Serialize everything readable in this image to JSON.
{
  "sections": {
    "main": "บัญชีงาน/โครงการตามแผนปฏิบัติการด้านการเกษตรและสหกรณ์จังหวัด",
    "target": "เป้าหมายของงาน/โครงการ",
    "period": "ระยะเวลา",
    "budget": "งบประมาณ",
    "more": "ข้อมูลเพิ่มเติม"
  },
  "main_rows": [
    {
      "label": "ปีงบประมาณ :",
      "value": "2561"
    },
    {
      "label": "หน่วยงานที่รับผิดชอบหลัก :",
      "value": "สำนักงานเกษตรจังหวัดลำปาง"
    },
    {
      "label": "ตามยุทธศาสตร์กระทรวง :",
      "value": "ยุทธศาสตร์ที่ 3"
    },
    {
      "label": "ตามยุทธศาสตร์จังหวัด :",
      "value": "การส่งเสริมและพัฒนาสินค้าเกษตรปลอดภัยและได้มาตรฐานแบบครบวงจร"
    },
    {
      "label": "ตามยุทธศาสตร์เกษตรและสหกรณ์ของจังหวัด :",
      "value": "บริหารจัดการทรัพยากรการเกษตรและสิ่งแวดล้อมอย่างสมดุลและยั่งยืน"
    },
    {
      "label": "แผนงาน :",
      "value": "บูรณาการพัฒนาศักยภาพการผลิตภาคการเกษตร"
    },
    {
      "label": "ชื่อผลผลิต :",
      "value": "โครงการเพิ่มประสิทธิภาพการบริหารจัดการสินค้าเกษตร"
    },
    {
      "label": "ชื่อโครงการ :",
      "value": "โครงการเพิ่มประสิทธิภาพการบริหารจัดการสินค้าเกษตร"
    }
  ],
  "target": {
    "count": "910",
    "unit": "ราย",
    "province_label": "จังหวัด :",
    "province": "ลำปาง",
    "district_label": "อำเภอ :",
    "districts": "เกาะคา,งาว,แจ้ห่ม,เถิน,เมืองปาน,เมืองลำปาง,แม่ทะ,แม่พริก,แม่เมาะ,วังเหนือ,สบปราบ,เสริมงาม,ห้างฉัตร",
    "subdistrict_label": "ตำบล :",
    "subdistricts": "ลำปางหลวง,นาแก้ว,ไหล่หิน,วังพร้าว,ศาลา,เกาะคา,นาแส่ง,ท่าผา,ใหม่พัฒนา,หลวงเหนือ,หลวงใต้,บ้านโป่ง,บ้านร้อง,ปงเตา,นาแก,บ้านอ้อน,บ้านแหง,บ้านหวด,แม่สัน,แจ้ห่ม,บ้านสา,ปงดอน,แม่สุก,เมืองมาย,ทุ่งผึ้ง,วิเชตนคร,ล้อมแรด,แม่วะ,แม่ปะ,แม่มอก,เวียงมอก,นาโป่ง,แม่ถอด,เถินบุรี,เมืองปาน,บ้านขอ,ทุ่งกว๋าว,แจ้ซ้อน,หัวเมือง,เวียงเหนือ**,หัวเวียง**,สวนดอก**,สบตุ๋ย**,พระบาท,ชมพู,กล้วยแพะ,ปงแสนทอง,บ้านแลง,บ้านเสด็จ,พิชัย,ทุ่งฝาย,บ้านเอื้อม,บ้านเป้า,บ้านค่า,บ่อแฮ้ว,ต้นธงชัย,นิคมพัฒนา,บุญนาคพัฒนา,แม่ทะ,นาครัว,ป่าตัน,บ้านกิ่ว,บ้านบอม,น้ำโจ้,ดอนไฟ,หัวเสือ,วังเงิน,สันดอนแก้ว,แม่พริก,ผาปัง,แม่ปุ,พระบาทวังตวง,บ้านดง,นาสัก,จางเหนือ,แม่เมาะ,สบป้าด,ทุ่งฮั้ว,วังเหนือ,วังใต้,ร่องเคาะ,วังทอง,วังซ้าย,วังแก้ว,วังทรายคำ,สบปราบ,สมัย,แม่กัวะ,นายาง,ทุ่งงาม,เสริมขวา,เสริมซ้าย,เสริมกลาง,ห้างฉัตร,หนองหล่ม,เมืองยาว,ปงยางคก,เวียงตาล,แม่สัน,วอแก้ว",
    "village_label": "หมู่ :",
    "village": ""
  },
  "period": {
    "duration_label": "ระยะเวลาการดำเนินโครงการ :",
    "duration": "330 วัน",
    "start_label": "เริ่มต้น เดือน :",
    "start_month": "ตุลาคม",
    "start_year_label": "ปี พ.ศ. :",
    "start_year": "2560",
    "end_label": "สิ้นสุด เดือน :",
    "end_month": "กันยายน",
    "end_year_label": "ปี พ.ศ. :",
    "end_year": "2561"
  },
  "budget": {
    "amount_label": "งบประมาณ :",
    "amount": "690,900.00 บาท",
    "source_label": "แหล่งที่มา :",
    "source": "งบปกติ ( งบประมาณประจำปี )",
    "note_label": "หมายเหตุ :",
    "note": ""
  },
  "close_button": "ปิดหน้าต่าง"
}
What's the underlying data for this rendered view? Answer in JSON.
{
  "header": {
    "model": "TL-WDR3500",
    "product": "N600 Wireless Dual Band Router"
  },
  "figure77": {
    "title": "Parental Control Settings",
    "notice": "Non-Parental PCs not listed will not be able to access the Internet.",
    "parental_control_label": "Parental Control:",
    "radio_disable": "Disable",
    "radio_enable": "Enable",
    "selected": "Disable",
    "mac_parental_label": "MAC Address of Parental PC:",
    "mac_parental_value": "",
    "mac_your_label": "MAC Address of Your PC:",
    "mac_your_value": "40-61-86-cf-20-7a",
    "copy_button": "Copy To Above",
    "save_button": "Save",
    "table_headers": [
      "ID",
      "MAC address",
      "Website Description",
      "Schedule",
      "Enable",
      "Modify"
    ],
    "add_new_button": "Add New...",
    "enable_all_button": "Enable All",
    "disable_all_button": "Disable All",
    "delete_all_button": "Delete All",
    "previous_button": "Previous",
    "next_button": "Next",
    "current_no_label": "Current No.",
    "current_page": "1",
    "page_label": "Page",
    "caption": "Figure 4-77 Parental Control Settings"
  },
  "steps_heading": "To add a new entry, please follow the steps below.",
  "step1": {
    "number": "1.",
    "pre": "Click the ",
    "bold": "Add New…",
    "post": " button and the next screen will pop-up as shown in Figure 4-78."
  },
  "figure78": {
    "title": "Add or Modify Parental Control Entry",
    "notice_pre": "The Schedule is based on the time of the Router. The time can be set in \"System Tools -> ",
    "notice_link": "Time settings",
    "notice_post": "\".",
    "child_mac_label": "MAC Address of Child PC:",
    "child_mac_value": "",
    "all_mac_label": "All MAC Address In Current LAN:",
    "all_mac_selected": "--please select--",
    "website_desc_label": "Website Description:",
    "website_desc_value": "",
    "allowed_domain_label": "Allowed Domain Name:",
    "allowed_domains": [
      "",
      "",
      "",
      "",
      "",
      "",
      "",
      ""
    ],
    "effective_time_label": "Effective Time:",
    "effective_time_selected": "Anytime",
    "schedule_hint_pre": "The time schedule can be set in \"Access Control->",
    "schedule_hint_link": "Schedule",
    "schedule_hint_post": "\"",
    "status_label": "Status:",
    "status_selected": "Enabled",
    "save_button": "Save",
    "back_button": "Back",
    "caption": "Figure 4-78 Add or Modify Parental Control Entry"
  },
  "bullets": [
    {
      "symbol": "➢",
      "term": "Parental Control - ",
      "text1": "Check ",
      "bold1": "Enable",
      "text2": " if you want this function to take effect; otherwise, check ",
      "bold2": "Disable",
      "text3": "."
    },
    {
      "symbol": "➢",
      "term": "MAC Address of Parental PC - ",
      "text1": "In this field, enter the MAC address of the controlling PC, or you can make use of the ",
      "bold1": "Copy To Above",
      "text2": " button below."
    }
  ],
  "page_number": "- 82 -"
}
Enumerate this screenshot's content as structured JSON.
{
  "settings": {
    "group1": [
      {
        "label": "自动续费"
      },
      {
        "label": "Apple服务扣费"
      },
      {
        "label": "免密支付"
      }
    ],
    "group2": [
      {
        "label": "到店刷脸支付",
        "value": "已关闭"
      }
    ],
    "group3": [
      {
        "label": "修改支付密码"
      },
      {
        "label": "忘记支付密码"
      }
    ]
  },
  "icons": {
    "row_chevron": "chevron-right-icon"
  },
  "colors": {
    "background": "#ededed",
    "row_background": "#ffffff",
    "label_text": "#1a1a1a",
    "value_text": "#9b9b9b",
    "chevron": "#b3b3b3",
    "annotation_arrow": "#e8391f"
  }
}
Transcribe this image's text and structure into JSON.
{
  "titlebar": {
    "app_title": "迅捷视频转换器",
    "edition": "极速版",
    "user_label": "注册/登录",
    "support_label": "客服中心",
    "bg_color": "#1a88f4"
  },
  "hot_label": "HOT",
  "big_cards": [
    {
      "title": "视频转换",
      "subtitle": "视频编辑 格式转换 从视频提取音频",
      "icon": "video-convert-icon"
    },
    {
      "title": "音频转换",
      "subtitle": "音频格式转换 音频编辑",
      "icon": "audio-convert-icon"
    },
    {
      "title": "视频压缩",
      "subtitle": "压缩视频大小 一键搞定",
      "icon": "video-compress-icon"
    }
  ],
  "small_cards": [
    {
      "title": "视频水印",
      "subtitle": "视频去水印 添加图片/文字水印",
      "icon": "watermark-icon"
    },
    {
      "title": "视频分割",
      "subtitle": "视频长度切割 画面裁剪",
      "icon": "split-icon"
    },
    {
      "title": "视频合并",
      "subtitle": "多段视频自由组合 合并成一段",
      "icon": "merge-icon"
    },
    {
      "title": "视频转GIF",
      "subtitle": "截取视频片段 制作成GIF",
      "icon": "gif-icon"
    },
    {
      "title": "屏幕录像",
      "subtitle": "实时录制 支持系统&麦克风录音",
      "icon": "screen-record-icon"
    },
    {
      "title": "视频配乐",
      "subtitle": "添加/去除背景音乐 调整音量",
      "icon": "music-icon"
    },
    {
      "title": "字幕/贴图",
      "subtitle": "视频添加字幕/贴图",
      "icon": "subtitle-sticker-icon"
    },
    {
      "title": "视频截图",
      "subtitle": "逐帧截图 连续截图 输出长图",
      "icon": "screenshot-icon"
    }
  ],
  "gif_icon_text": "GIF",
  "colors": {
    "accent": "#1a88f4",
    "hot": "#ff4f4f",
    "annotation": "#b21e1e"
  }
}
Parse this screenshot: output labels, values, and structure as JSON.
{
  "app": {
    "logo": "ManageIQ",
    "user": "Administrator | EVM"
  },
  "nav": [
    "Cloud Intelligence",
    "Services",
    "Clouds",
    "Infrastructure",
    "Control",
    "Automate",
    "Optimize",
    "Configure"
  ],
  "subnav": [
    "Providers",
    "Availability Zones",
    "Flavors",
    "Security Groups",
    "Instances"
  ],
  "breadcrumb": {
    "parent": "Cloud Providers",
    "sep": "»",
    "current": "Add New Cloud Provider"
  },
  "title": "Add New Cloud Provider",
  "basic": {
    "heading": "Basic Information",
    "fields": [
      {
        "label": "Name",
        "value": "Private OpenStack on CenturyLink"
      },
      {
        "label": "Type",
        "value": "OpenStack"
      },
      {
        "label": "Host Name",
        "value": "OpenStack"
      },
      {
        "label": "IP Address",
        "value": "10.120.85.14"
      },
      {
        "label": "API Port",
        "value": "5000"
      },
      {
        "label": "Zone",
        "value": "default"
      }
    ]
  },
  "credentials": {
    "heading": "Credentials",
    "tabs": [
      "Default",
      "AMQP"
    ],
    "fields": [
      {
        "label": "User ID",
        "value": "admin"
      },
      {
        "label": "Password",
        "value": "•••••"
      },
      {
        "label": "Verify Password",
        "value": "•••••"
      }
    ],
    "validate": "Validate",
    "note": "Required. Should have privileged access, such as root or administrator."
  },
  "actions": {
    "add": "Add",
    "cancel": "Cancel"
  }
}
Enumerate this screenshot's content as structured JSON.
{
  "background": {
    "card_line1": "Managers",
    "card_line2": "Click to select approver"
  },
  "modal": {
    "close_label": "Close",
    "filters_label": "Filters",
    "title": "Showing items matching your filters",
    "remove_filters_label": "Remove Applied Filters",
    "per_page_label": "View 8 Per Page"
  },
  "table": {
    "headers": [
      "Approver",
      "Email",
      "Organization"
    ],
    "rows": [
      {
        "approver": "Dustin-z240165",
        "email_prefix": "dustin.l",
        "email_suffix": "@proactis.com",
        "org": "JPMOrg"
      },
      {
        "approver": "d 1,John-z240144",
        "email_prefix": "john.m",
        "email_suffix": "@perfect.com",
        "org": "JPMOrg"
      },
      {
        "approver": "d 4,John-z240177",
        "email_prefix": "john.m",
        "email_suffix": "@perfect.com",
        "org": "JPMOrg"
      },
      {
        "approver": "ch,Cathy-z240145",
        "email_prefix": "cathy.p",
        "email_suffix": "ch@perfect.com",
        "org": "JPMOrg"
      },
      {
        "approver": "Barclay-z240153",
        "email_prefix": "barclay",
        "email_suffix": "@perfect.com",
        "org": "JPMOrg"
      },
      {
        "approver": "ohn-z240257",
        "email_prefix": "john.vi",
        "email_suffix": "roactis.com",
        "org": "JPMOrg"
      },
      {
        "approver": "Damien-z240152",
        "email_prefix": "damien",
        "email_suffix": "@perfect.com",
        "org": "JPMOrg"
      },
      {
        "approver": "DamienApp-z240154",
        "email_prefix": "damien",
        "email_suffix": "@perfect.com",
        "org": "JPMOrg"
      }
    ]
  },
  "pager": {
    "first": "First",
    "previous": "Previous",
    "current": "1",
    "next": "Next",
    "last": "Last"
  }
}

#### WRITTEN TASK
Which lines of the data include "Modify"? Copy each of them.

#### REPLY TO THE TASK
      "Modify"
    "title": "Add or Modify Parental Control Entry",
    "caption": "Figure 4-78 Add or Modify Parental Control Entry"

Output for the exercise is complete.